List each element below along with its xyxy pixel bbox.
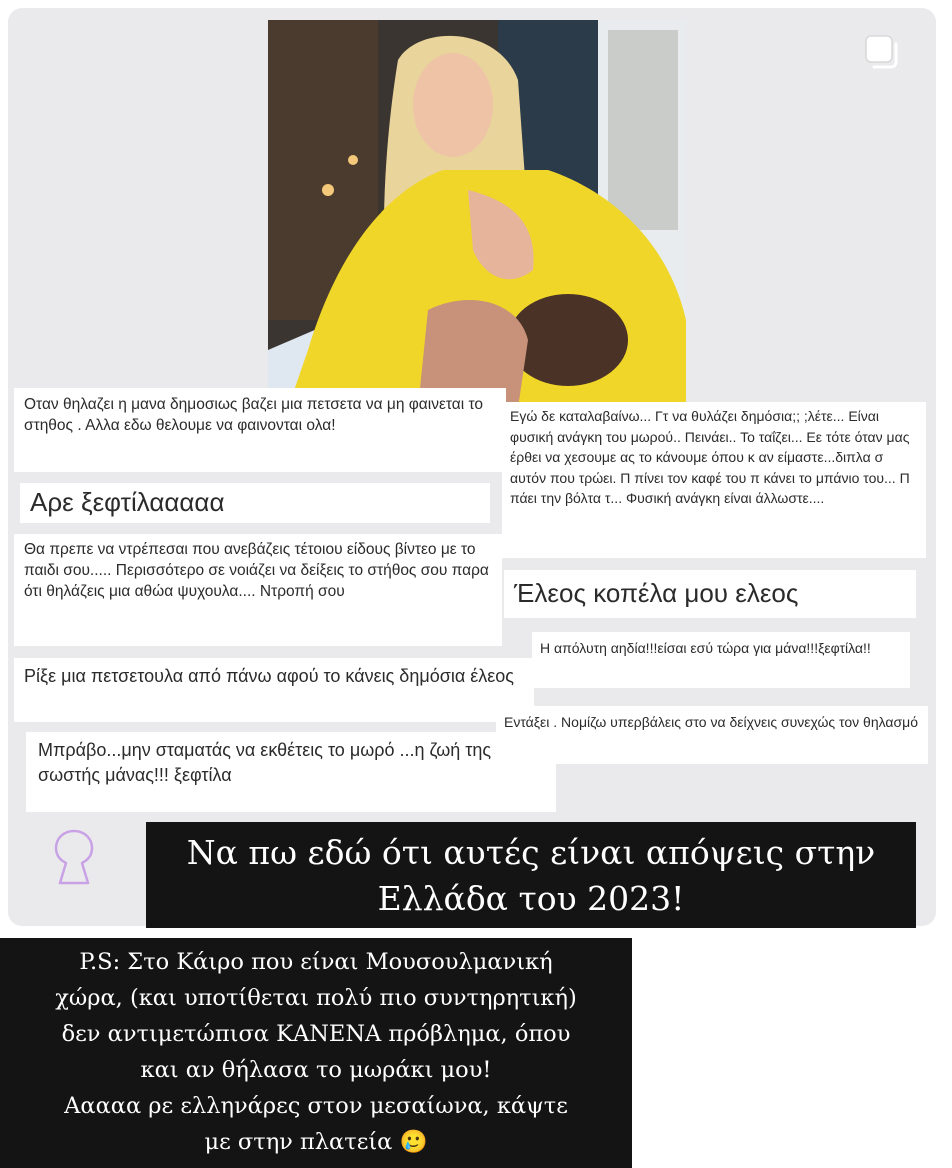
comment-text-8: Εντάξει . Νομίζω υπερβάλεις στο να δείχνεις συνεχώς τον θηλασμό (504, 714, 918, 730)
comment-card-3 (20, 483, 490, 523)
smile-tear-emoji: 🥲 (399, 1129, 428, 1155)
ps-line-4: και αν θήλασα το μωράκι μου! (140, 1057, 492, 1083)
ps-line-5: Ααααα ρε ελληνάρες στον μεσαίωνα, κάψτε (64, 1093, 568, 1119)
story-photo (268, 20, 686, 408)
comment-text-2: Εγώ δε καταλαβαίνω... Γτ να θυλάζει δημόσια;; ;λέτε... Είναι φυσική ανάγκη του μωρού.. Πεινάει.. Το ταΐζει... Εε τότε όταν μας έρθει να χεσουμε ας το κάνουμε όπου κ αν είμαστε...διπλα σ αυτόν που τρώει. Π πίνει τον καφέ του π κάνει το μπάνιο του... Π πάει την βόλτα τ... Φυσική ανάγκη είναι άλλωστε.... (510, 408, 910, 506)
comment-card-1 (14, 388, 506, 472)
comment-card-6 (532, 632, 910, 688)
photo-illustration (268, 20, 686, 408)
comment-text-7: Ρίξε μια πετσετουλα από πάνω αφού το κάνεις δημόσια έλεος (24, 666, 514, 686)
keyhole-icon (50, 825, 98, 889)
ps-banner (0, 938, 632, 1168)
ps-line-1: P.S: Στο Κάιρο που είναι Μουσουλμανική (79, 949, 553, 975)
comment-text-9: Μπράβο...μην σταματάς να εκθέτεις το μωρό ...η ζωή της σωστής μάνας!!! ξεφτίλα (38, 740, 492, 785)
caption-banner (146, 822, 916, 928)
comment-card-5 (504, 570, 916, 618)
comment-card-7 (14, 658, 534, 722)
comment-card-4 (14, 534, 502, 646)
comment-text-3: Αρε ξεφτίλααααα (30, 487, 225, 517)
comment-text-6: Η απόλυτη αηδία!!!είσαι εσύ τώρα για μάνα!!!ξεφτίλα!! (540, 640, 871, 656)
comment-card-2 (502, 402, 926, 558)
comment-text-5: Έλεος κοπέλα μου ελεος (514, 578, 799, 608)
copy-icon[interactable] (862, 32, 902, 72)
ps-line-6 (0, 1124, 632, 1160)
ps-line-2: χώρα, (και υποτίθεται πολύ πιο συντηρητική) (55, 985, 577, 1011)
caption-line-1: Να πω εδώ ότι αυτές είναι απόψεις στην (186, 833, 876, 872)
ps-line-6-text: με στην πλατεία (204, 1129, 393, 1155)
caption-line-2: Ελλάδα του 2023! (377, 879, 685, 918)
comment-text-4: Θα πρεπε να ντρέπεσαι που ανεβάζεις τέτοιου είδους βίντεο με το παιδι σου..... Περισσότερο σε νοιάζει να δείξεις το στήθος σου παρα ότι θηλάζεις μια αθώα ψυχουλα.... Ντροπή σου (24, 541, 489, 600)
ps-line-3: δεν αντιμετώπισα ΚΑΝΕΝΑ πρόβλημα, όπου (61, 1021, 571, 1047)
comment-card-9 (26, 732, 556, 812)
comment-card-8 (496, 706, 928, 764)
comment-text-1: Οταν θηλαζει η μανα δημοσιως βαζει μια πετσετα να μη φαινεται το στηθος . Αλλα εδω θελουμε να φαινονται ολα! (24, 396, 484, 434)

======

- What to work on: Reproduce every line of the data above word for word, and leave out the pictures.

- Answer to the problem:
List each element below along with its xyxy pixel bbox.
comment-text-8: Εντάξει . Νομίζω υπερβάλεις στο να δείχνεις συνεχώς τον θηλασμό (504, 714, 918, 730)
comment-card-3 (20, 483, 490, 523)
smile-tear-emoji: 🥲 (399, 1129, 428, 1155)
ps-line-4: και αν θήλασα το μωράκι μου! (140, 1057, 492, 1083)
ps-line-5: Ααααα ρε ελληνάρες στον μεσαίωνα, κάψτε (64, 1093, 568, 1119)
story-photo (268, 20, 686, 408)
comment-text-2: Εγώ δε καταλαβαίνω... Γτ να θυλάζει δημόσια;; ;λέτε... Είναι φυσική ανάγκη του μωρού.. Πεινάει.. Το ταΐζει... Εε τότε όταν μας έρθει να χεσουμε ας το κάνουμε όπου κ αν είμαστε...διπλα σ αυτόν που τρώει. Π πίνει τον καφέ του π κάνει το μπάνιο του... Π πάει την βόλτα τ... Φυσική ανάγκη είναι άλλωστε.... (510, 408, 910, 506)
comment-card-1 (14, 388, 506, 472)
comment-card-6 (532, 632, 910, 688)
photo-illustration (268, 20, 686, 408)
comment-text-7: Ρίξε μια πετσετουλα από πάνω αφού το κάνεις δημόσια έλεος (24, 666, 514, 686)
keyhole-icon (50, 825, 98, 889)
ps-banner (0, 938, 632, 1168)
ps-line-1: P.S: Στο Κάιρο που είναι Μουσουλμανική (79, 949, 553, 975)
comment-text-9: Μπράβο...μην σταματάς να εκθέτεις το μωρό ...η ζωή της σωστής μάνας!!! ξεφτίλα (38, 740, 492, 785)
caption-banner (146, 822, 916, 928)
comment-card-5 (504, 570, 916, 618)
comment-card-7 (14, 658, 534, 722)
comment-card-4 (14, 534, 502, 646)
comment-text-3: Αρε ξεφτίλααααα (30, 487, 225, 517)
comment-text-6: Η απόλυτη αηδία!!!είσαι εσύ τώρα για μάνα!!!ξεφτίλα!! (540, 640, 871, 656)
comment-card-2 (502, 402, 926, 558)
comment-text-5: Έλεος κοπέλα μου ελεος (514, 578, 799, 608)
copy-icon[interactable] (862, 32, 902, 72)
ps-line-6 (0, 1124, 632, 1160)
ps-line-2: χώρα, (και υποτίθεται πολύ πιο συντηρητική) (55, 985, 577, 1011)
caption-line-1: Να πω εδώ ότι αυτές είναι απόψεις στην (186, 833, 876, 872)
ps-line-6-text: με στην πλατεία (204, 1129, 393, 1155)
caption-line-2: Ελλάδα του 2023! (377, 879, 685, 918)
comment-text-4: Θα πρεπε να ντρέπεσαι που ανεβάζεις τέτοιου είδους βίντεο με το παιδι σου..... Περισσότερο σε νοιάζει να δείξεις το στήθος σου παρα ότι θηλάζεις μια αθώα ψυχουλα.... Ντροπή σου (24, 541, 489, 600)
ps-line-3: δεν αντιμετώπισα ΚΑΝΕΝΑ πρόβλημα, όπου (61, 1021, 571, 1047)
comment-card-9 (26, 732, 556, 812)
comment-card-8 (496, 706, 928, 764)
comment-text-1: Οταν θηλαζει η μανα δημοσιως βαζει μια πετσετα να μη φαινεται το στηθος . Αλλα εδω θελουμε να φαινονται ολα! (24, 396, 484, 434)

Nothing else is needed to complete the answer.